┌─ Supplied records

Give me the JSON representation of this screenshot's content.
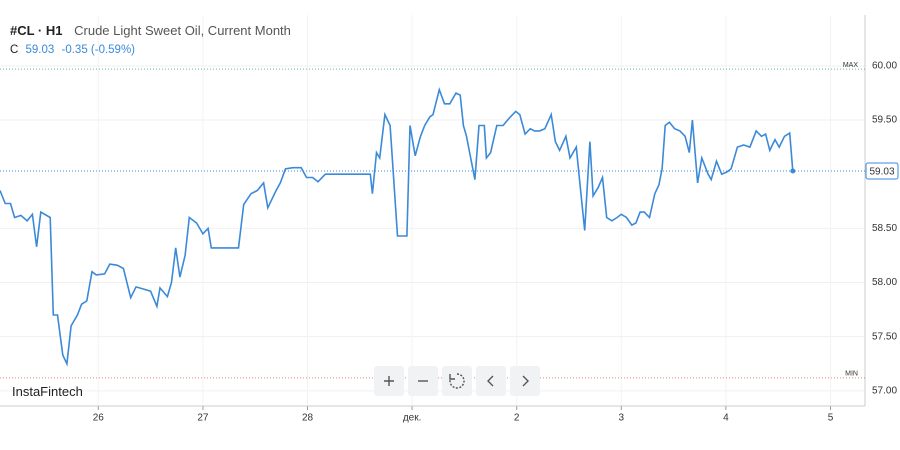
{
  "chart_data": {
    "type": "line",
    "symbol": "#CL · H1",
    "title": "Crude Light Sweet Oil, Current Month",
    "close_label": "C",
    "last_price": 59.03,
    "change_label": "-0.35 (-0.59%)",
    "watermark": "InstaFintech",
    "max_line": {
      "label": "MAX",
      "value": 59.97
    },
    "min_line": {
      "label": "MIN",
      "value": 57.12
    },
    "xlim": [
      25.06,
      33.33
    ],
    "xticks": [
      26,
      27,
      28,
      {
        "value": 29,
        "label": "дек."
      },
      {
        "value": 30,
        "label": "2"
      },
      {
        "value": 31,
        "label": "3"
      },
      {
        "value": 32,
        "label": "4"
      },
      {
        "value": 33,
        "label": "5"
      }
    ],
    "ylim": [
      56.86,
      60.47
    ],
    "yticks": [
      {
        "value": 57,
        "label": "57.00"
      },
      {
        "value": 57.5,
        "label": "57.50"
      },
      {
        "value": 58,
        "label": "58.00"
      },
      {
        "value": 58.5,
        "label": "58.50"
      },
      {
        "value": 59.5,
        "label": "59.50"
      },
      {
        "value": 60,
        "label": "60.00"
      }
    ],
    "grid": true,
    "series": [
      {
        "name": "#CL",
        "color": "#3b8ad9",
        "x": [
          25.06,
          25.11,
          25.16,
          25.2,
          25.26,
          25.32,
          25.37,
          25.41,
          25.45,
          25.54,
          25.57,
          25.61,
          25.66,
          25.7,
          25.74,
          25.8,
          25.84,
          25.89,
          25.94,
          25.98,
          26.06,
          26.11,
          26.18,
          26.24,
          26.31,
          26.36,
          26.43,
          26.5,
          26.56,
          26.59,
          26.66,
          26.7,
          26.74,
          26.78,
          26.83,
          26.87,
          26.94,
          27.0,
          27.05,
          27.08,
          27.34,
          27.39,
          27.46,
          27.52,
          27.58,
          27.62,
          27.7,
          27.74,
          27.79,
          27.86,
          27.94,
          27.99,
          28.05,
          28.1,
          28.17,
          28.6,
          28.62,
          28.66,
          28.69,
          28.74,
          28.79,
          28.86,
          28.95,
          28.98,
          29.03,
          29.08,
          29.12,
          29.17,
          29.2,
          29.26,
          29.31,
          29.36,
          29.42,
          29.46,
          29.49,
          29.52,
          29.56,
          29.6,
          29.64,
          29.69,
          29.71,
          29.75,
          29.81,
          29.87,
          29.93,
          29.99,
          30.03,
          30.08,
          30.13,
          30.17,
          30.22,
          30.27,
          30.33,
          30.37,
          30.41,
          30.47,
          30.51,
          30.57,
          30.6,
          30.65,
          30.7,
          30.73,
          30.78,
          30.82,
          30.86,
          30.91,
          30.96,
          31.0,
          31.05,
          31.1,
          31.14,
          31.18,
          31.22,
          31.27,
          31.32,
          31.36,
          31.39,
          31.42,
          31.46,
          31.51,
          31.56,
          31.61,
          31.65,
          31.68,
          31.73,
          31.77,
          31.83,
          31.86,
          31.91,
          31.96,
          32.01,
          32.05,
          32.11,
          32.17,
          32.23,
          32.29,
          32.34,
          32.38,
          32.42,
          32.47,
          32.51,
          32.56,
          32.61,
          32.64
        ],
        "values": [
          58.85,
          58.73,
          58.73,
          58.6,
          58.62,
          58.57,
          58.63,
          58.33,
          58.65,
          58.6,
          57.7,
          57.7,
          57.33,
          57.25,
          57.6,
          57.7,
          57.8,
          57.83,
          58.1,
          58.07,
          58.08,
          58.17,
          58.16,
          58.13,
          57.86,
          57.96,
          57.94,
          57.92,
          57.78,
          57.95,
          57.87,
          58.0,
          58.32,
          58.05,
          58.25,
          58.6,
          58.55,
          58.45,
          58.5,
          58.32,
          58.32,
          58.72,
          58.82,
          58.85,
          58.92,
          58.69,
          58.85,
          58.92,
          59.05,
          59.06,
          59.06,
          58.97,
          58.97,
          58.93,
          59.0,
          59.0,
          58.82,
          59.2,
          59.15,
          59.55,
          59.45,
          58.43,
          58.43,
          59.45,
          59.17,
          59.35,
          59.45,
          59.53,
          59.55,
          59.78,
          59.65,
          59.65,
          59.75,
          59.73,
          59.45,
          59.35,
          59.15,
          58.95,
          59.45,
          59.45,
          59.15,
          59.2,
          59.45,
          59.45,
          59.52,
          59.58,
          59.55,
          59.37,
          59.42,
          59.4,
          59.4,
          59.42,
          59.55,
          59.3,
          59.22,
          59.35,
          59.15,
          59.25,
          58.95,
          58.48,
          59.3,
          58.8,
          58.88,
          58.97,
          58.6,
          58.57,
          58.6,
          58.63,
          58.6,
          58.53,
          58.55,
          58.65,
          58.65,
          58.6,
          58.82,
          58.9,
          59.05,
          59.45,
          59.48,
          59.42,
          59.4,
          59.35,
          59.2,
          59.5,
          58.92,
          59.15,
          59.0,
          58.95,
          59.12,
          59.0,
          59.02,
          59.05,
          59.25,
          59.27,
          59.25,
          59.4,
          59.35,
          59.37,
          59.22,
          59.32,
          59.25,
          59.35,
          59.38,
          59.03
        ]
      }
    ]
  }
}
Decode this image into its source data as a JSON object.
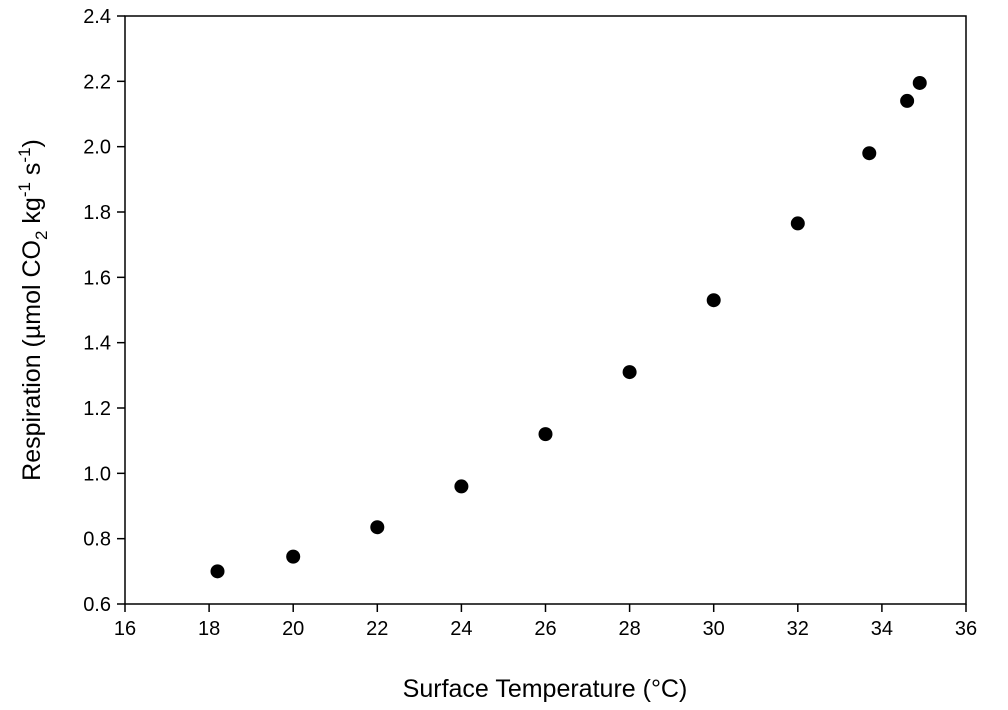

└─

Transcribe the records above exactly, leaving out every picture.

Give me the JSON representation of this screenshot's content.
{
  "chart_data": {
    "type": "line",
    "symbol": "#CL · H1",
    "title": "Crude Light Sweet Oil, Current Month",
    "close_label": "C",
    "last_price": 59.03,
    "change_label": "-0.35 (-0.59%)",
    "watermark": "InstaFintech",
    "max_line": {
      "label": "MAX",
      "value": 59.97
    },
    "min_line": {
      "label": "MIN",
      "value": 57.12
    },
    "xlim": [
      25.06,
      33.33
    ],
    "xticks": [
      26,
      27,
      28,
      {
        "value": 29,
        "label": "дек."
      },
      {
        "value": 30,
        "label": "2"
      },
      {
        "value": 31,
        "label": "3"
      },
      {
        "value": 32,
        "label": "4"
      },
      {
        "value": 33,
        "label": "5"
      }
    ],
    "ylim": [
      56.86,
      60.47
    ],
    "yticks": [
      {
        "value": 57,
        "label": "57.00"
      },
      {
        "value": 57.5,
        "label": "57.50"
      },
      {
        "value": 58,
        "label": "58.00"
      },
      {
        "value": 58.5,
        "label": "58.50"
      },
      {
        "value": 59.5,
        "label": "59.50"
      },
      {
        "value": 60,
        "label": "60.00"
      }
    ],
    "grid": true,
    "series": [
      {
        "name": "#CL",
        "color": "#3b8ad9",
        "x": [
          25.06,
          25.11,
          25.16,
          25.2,
          25.26,
          25.32,
          25.37,
          25.41,
          25.45,
          25.54,
          25.57,
          25.61,
          25.66,
          25.7,
          25.74,
          25.8,
          25.84,
          25.89,
          25.94,
          25.98,
          26.06,
          26.11,
          26.18,
          26.24,
          26.31,
          26.36,
          26.43,
          26.5,
          26.56,
          26.59,
          26.66,
          26.7,
          26.74,
          26.78,
          26.83,
          26.87,
          26.94,
          27.0,
          27.05,
          27.08,
          27.34,
          27.39,
          27.46,
          27.52,
          27.58,
          27.62,
          27.7,
          27.74,
          27.79,
          27.86,
          27.94,
          27.99,
          28.05,
          28.1,
          28.17,
          28.6,
          28.62,
          28.66,
          28.69,
          28.74,
          28.79,
          28.86,
          28.95,
          28.98,
          29.03,
          29.08,
          29.12,
          29.17,
          29.2,
          29.26,
          29.31,
          29.36,
          29.42,
          29.46,
          29.49,
          29.52,
          29.56,
          29.6,
          29.64,
          29.69,
          29.71,
          29.75,
          29.81,
          29.87,
          29.93,
          29.99,
          30.03,
          30.08,
          30.13,
          30.17,
          30.22,
          30.27,
          30.33,
          30.37,
          30.41,
          30.47,
          30.51,
          30.57,
          30.6,
          30.65,
          30.7,
          30.73,
          30.78,
          30.82,
          30.86,
          30.91,
          30.96,
          31.0,
          31.05,
          31.1,
          31.14,
          31.18,
          31.22,
          31.27,
          31.32,
          31.36,
          31.39,
          31.42,
          31.46,
          31.51,
          31.56,
          31.61,
          31.65,
          31.68,
          31.73,
          31.77,
          31.83,
          31.86,
          31.91,
          31.96,
          32.01,
          32.05,
          32.11,
          32.17,
          32.23,
          32.29,
          32.34,
          32.38,
          32.42,
          32.47,
          32.51,
          32.56,
          32.61,
          32.64
        ],
        "values": [
          58.85,
          58.73,
          58.73,
          58.6,
          58.62,
          58.57,
          58.63,
          58.33,
          58.65,
          58.6,
          57.7,
          57.7,
          57.33,
          57.25,
          57.6,
          57.7,
          57.8,
          57.83,
          58.1,
          58.07,
          58.08,
          58.17,
          58.16,
          58.13,
          57.86,
          57.96,
          57.94,
          57.92,
          57.78,
          57.95,
          57.87,
          58.0,
          58.32,
          58.05,
          58.25,
          58.6,
          58.55,
          58.45,
          58.5,
          58.32,
          58.32,
          58.72,
          58.82,
          58.85,
          58.92,
          58.69,
          58.85,
          58.92,
          59.05,
          59.06,
          59.06,
          58.97,
          58.97,
          58.93,
          59.0,
          59.0,
          58.82,
          59.2,
          59.15,
          59.55,
          59.45,
          58.43,
          58.43,
          59.45,
          59.17,
          59.35,
          59.45,
          59.53,
          59.55,
          59.78,
          59.65,
          59.65,
          59.75,
          59.73,
          59.45,
          59.35,
          59.15,
          58.95,
          59.45,
          59.45,
          59.15,
          59.2,
          59.45,
          59.45,
          59.52,
          59.58,
          59.55,
          59.37,
          59.42,
          59.4,
          59.4,
          59.42,
          59.55,
          59.3,
          59.22,
          59.35,
          59.15,
          59.25,
          58.95,
          58.48,
          59.3,
          58.8,
          58.88,
          58.97,
          58.6,
          58.57,
          58.6,
          58.63,
          58.6,
          58.53,
          58.55,
          58.65,
          58.65,
          58.6,
          58.82,
          58.9,
          59.05,
          59.45,
          59.48,
          59.42,
          59.4,
          59.35,
          59.2,
          59.5,
          58.92,
          59.15,
          59.0,
          58.95,
          59.12,
          59.0,
          59.02,
          59.05,
          59.25,
          59.27,
          59.25,
          59.4,
          59.35,
          59.37,
          59.22,
          59.32,
          59.25,
          59.35,
          59.38,
          59.03
        ]
      }
    ]
  }
}
Decode this image into its source data as a JSON object.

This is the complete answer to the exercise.